PARTS OF THE EXERCISE |
1. In the raster mailing-list post, why does the reply say that the coordinate-lookup queries become slow? Answer in one to three sentences.
2. Retype the raster mailing-list post between "[postgis-devel] [raster] Memory" and "ST_Intersects(raster, ST_MakePoint(x, y))", inclusive.
3. Answer these questions from the raster mailing-list post:
(a) In the query that converts back to world coordinates, which column is compared with requestedtileid?
(b) According to the reply, what complexity do tile computations on perfectly rectangular rasters have?
(c) What does the quoted text say you can easily add to show which tile belongs to which image?

SOURCE |

■ ■ ■

[postgis-devel] [raster] Memory management and IO concerns

Wed Jun 29 13:01:07 PDT 2011

On Wed, Jun 29, 2011 at 5:45 PM, Pierre Racine
<Pierre.Racine at sbf.ulaval.ca>wrote:

> > There needs to be a way to go from the raster's coordinates to the (tile
> ID, tile coordinates)
>
> SELECT rid, ST_World2RasterCoordX(ras, ST_MakePoint(x, y)),
> ST_World2RasterCoordX(rast, ST_MakePoint(x, y))
> FROM myrastcoverage WHERE ST_Intersects(raster, ST_MakePoint(x, y))
>
> > and back;
>
> SELECT ST_Raster2WorldCoordX(ras, x, y), ST_Raster2WorldCoordXY (rast,x, y)
> FROM myrastcoverage WHERE rid = requestedtileid
>
>
These are O(N) operations, where N is the number of rows. If we have many
rows of tiny tiles (which appears to be the paradigm), we get slow. If the
extents have been indexed, maybe you get O(log N). Tile computations on
perfectly rectangular rasters (used in the "image" sense are O(1)
(constant), fairly trivial, and almost always a part of a per-pixel
operation. They always take the same negligible amount of time no matter how
big the image is.

> You can easily add a column specifying which tile (or row) is part of which
> image. You can never guarantee nobody will not brake your nice image.

■ ■ ■

EXTRACTED ENTRIES |
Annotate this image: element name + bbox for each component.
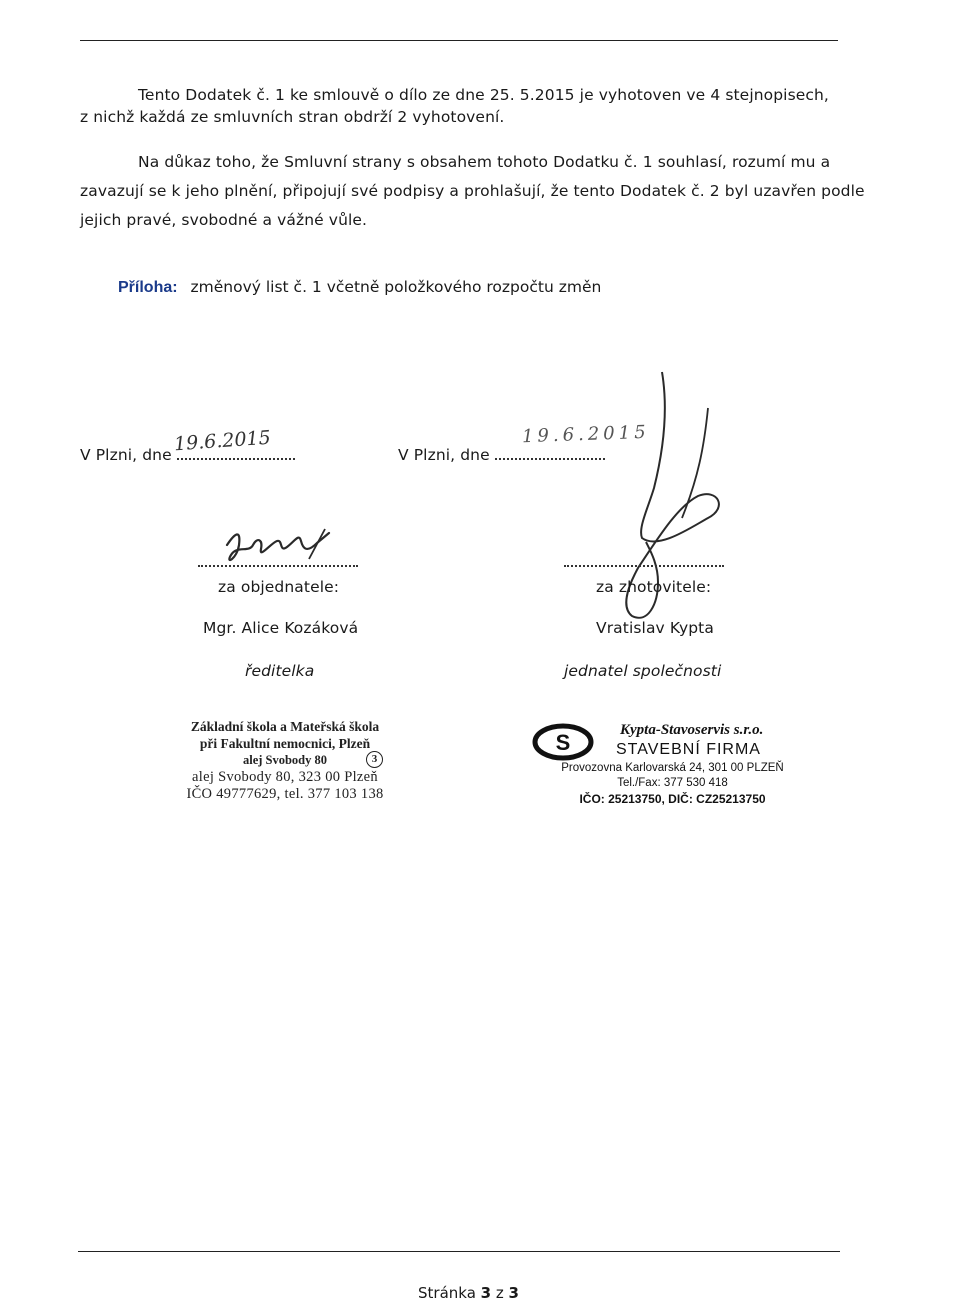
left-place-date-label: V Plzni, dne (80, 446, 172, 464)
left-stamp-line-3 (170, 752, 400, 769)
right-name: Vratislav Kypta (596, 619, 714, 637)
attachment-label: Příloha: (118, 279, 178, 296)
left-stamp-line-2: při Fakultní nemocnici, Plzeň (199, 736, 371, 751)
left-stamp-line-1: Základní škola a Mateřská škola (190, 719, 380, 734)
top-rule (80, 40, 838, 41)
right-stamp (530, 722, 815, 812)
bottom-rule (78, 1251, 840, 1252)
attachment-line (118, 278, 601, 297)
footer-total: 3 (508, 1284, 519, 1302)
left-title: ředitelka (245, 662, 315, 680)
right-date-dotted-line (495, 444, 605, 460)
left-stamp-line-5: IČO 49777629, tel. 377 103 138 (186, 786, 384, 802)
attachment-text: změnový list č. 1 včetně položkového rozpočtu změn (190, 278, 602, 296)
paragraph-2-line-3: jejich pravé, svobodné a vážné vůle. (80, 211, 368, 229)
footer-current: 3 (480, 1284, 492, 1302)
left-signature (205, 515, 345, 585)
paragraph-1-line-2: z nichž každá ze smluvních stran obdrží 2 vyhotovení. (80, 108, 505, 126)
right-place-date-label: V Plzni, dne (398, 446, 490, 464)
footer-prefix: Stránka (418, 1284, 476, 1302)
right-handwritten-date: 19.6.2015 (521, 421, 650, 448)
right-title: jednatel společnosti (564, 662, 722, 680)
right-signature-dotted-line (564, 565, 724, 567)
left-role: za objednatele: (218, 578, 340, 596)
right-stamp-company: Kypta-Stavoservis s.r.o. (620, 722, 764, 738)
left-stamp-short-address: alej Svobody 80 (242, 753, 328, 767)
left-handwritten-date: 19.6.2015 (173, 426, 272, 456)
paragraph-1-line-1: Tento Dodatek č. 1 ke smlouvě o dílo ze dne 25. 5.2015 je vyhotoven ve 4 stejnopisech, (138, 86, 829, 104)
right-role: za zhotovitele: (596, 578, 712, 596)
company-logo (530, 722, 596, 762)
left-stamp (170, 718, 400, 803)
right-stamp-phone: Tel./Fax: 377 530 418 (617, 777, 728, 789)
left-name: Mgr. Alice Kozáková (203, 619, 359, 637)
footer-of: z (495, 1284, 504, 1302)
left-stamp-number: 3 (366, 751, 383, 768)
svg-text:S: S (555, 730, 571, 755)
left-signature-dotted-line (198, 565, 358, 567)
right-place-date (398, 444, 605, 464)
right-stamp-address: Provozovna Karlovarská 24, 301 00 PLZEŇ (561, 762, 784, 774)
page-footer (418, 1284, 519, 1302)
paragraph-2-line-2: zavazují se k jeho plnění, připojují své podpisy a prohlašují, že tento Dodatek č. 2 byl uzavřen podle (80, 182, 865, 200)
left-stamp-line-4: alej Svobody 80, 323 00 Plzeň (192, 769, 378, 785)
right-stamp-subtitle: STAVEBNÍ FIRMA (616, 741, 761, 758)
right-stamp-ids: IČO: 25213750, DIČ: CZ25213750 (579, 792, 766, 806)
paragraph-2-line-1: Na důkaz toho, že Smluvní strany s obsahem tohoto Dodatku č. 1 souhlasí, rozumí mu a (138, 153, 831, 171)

■ ■ ■

TASK-BY-TASK RESULTS |
1. The queries are O(N) operations, where N is the number of rows. If there are many rows of tiny tiles, which appears to be the usual approach, they become slow. Indexing the extents might bring them down to O(log N).

2.
[postgis-devel] [raster] Memory management and IO concerns

Wed Jun 29 13:01:07 PDT 2011

On Wed, Jun 29, 2011 at 5:45 PM, Pierre Racine
<Pierre.Racine at sbf.ulaval.ca>wrote:

> > There needs to be a way to go from the raster's coordinates to the (tile
> ID, tile coordinates)
>
> SELECT rid, ST_World2RasterCoordX(ras, ST_MakePoint(x, y)),
> ST_World2RasterCoordX(rast, ST_MakePoint(x, y))
> FROM myrastcoverage WHERE ST_Intersects(raster, ST_MakePoint(x, y))

3.
(a) rid
(b) O(1), which is constant time
(c) A column specifying which tile (or row) is part of which image